• SHORT TASK:
Read the material below and count the lines holding the string "true". Give that count with nothing added.
--- Start of GIVEN RECORDS ---
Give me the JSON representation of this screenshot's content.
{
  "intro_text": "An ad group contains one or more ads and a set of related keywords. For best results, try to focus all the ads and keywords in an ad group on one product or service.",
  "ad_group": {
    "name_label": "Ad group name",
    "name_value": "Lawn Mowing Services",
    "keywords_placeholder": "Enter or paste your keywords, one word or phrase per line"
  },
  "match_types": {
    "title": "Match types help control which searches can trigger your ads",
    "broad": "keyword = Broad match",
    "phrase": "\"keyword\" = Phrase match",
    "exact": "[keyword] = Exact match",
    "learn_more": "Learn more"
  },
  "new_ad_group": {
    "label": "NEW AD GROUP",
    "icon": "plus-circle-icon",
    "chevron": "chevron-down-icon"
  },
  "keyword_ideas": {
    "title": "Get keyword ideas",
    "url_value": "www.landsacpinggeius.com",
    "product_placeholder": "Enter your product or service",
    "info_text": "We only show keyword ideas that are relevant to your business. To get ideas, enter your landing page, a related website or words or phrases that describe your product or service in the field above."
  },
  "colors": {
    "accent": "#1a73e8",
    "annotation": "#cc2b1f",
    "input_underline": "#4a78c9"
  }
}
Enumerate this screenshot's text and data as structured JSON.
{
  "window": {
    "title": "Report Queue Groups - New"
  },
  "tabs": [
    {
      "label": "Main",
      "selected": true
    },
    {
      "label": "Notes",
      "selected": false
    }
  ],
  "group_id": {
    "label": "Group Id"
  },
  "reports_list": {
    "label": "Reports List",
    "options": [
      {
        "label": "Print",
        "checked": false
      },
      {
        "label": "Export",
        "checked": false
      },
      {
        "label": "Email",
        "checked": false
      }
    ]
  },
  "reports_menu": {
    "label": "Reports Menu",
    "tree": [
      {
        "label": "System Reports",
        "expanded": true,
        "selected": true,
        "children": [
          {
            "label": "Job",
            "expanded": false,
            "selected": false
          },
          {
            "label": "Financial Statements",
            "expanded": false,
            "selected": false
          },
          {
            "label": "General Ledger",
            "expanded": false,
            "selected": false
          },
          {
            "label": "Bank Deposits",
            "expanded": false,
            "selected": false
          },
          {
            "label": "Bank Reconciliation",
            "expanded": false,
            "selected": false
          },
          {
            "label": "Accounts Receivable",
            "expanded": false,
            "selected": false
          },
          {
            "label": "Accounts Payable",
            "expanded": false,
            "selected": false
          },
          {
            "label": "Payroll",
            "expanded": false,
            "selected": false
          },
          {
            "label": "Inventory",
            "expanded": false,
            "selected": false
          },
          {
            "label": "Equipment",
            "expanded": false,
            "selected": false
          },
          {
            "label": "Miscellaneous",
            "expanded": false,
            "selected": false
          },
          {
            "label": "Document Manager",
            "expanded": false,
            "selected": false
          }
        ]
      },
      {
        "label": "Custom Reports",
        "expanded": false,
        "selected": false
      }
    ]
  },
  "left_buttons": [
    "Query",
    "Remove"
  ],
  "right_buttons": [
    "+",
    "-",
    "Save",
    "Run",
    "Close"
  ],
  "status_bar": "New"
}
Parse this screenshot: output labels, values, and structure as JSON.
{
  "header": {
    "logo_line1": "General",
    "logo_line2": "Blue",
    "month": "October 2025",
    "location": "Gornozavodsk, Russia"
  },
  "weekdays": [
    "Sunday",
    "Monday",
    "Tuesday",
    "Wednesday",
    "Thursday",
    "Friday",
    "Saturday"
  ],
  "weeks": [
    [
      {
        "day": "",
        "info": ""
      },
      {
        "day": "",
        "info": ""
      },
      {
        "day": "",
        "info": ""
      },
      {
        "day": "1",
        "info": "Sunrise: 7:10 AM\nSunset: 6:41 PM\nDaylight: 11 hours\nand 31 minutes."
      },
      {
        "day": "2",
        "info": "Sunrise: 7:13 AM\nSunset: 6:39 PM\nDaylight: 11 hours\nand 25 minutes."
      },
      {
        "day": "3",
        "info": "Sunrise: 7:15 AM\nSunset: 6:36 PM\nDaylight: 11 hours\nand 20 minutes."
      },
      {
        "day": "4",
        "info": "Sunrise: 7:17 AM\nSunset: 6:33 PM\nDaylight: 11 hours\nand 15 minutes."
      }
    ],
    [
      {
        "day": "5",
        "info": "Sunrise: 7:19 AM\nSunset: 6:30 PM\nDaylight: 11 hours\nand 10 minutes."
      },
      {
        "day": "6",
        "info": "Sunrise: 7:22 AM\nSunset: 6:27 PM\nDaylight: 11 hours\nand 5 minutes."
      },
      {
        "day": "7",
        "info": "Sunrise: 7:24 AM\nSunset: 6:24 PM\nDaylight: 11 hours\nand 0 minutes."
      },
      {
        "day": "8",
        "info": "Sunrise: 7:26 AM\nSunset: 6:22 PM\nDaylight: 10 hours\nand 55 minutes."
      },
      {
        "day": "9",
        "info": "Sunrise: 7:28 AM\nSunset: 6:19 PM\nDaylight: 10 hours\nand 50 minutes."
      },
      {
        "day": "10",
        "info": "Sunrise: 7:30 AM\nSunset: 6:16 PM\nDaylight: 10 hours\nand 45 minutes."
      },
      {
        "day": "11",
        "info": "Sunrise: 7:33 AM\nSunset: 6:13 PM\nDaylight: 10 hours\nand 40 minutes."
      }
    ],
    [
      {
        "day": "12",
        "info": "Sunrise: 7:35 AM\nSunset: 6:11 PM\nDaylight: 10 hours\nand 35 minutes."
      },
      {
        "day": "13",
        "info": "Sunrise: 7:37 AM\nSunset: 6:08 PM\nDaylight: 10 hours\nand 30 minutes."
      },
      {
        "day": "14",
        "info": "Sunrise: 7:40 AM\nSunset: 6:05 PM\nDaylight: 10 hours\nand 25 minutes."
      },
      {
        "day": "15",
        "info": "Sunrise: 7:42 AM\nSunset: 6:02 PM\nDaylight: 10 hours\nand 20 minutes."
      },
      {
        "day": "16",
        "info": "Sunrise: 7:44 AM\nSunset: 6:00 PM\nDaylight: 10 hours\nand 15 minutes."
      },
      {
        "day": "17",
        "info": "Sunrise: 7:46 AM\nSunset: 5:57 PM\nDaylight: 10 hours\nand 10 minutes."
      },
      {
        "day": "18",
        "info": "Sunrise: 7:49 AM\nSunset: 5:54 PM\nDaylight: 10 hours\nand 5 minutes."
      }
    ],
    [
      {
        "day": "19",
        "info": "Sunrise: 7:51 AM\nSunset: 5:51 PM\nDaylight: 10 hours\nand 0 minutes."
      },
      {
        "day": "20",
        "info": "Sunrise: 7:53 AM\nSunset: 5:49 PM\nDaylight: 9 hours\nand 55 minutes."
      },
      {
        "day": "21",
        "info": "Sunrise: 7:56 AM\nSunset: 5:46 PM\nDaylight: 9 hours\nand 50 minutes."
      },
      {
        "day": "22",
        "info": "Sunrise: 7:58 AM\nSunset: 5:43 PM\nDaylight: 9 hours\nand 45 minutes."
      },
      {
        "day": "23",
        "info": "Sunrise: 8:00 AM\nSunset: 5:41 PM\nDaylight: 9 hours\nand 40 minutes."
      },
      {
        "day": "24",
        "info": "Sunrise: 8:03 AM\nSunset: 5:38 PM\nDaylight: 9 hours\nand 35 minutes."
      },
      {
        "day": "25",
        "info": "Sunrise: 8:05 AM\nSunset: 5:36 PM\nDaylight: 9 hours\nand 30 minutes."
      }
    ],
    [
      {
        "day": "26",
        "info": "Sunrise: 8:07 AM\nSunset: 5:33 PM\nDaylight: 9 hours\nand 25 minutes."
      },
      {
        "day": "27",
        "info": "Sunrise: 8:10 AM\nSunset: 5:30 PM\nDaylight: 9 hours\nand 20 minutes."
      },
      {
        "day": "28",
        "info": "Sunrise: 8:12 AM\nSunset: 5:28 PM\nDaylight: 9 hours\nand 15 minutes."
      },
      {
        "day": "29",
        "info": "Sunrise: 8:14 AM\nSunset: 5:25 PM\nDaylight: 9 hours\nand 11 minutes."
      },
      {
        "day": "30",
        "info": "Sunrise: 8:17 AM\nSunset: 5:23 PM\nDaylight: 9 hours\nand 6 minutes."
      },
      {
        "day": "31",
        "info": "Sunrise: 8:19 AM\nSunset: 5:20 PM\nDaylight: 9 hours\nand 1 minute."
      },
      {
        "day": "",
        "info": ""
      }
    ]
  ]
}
--- End of GIVEN RECORDS ---
• FULL ANSWER:
3